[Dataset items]
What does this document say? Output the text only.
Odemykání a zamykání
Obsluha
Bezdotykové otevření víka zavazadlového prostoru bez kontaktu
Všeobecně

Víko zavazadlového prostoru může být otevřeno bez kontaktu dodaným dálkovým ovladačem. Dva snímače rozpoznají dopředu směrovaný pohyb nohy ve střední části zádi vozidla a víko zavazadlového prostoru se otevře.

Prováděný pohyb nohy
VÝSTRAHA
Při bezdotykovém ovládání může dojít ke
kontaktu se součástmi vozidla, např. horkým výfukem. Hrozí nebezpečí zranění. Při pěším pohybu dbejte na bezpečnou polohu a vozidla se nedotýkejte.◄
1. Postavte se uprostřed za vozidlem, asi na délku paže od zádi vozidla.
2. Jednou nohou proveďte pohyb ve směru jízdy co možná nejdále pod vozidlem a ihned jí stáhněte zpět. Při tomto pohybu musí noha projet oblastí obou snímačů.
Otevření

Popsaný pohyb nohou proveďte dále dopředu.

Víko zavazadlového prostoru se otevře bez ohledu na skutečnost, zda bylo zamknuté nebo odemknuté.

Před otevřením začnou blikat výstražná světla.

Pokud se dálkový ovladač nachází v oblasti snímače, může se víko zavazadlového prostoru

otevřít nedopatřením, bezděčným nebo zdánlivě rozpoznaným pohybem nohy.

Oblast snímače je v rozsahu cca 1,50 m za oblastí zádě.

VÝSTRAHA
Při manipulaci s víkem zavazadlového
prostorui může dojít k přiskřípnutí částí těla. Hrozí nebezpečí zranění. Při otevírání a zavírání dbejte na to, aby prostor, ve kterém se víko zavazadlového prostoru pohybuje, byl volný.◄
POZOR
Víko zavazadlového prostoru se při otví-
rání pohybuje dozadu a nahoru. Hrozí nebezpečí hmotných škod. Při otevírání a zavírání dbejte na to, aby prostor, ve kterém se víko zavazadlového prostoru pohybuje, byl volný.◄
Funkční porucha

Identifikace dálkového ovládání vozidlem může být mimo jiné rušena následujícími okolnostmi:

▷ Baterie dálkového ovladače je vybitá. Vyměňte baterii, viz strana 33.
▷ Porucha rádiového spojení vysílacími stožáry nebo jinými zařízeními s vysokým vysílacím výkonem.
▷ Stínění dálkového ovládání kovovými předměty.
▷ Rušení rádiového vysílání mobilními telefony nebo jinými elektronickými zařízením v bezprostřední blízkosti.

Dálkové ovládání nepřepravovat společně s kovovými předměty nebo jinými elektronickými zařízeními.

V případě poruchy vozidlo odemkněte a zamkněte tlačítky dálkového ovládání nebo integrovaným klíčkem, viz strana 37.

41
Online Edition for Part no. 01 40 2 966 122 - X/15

WRITTEN REQUEST:
Reproduce each line of the material containing the word "volný".

FULL SOLUTION:
prostorui může dojít k přiskřípnutí částí těla. Hrozí nebezpečí zranění. Při otevírání a zavírání dbejte na to, aby prostor, ve kterém se víko zavazadlového prostoru pohybuje, byl volný.◄
rání pohybuje dozadu a nahoru. Hrozí nebezpečí hmotných škod. Při otevírání a zavírání dbejte na to, aby prostor, ve kterém se víko zavazadlového prostoru pohybuje, byl volný.◄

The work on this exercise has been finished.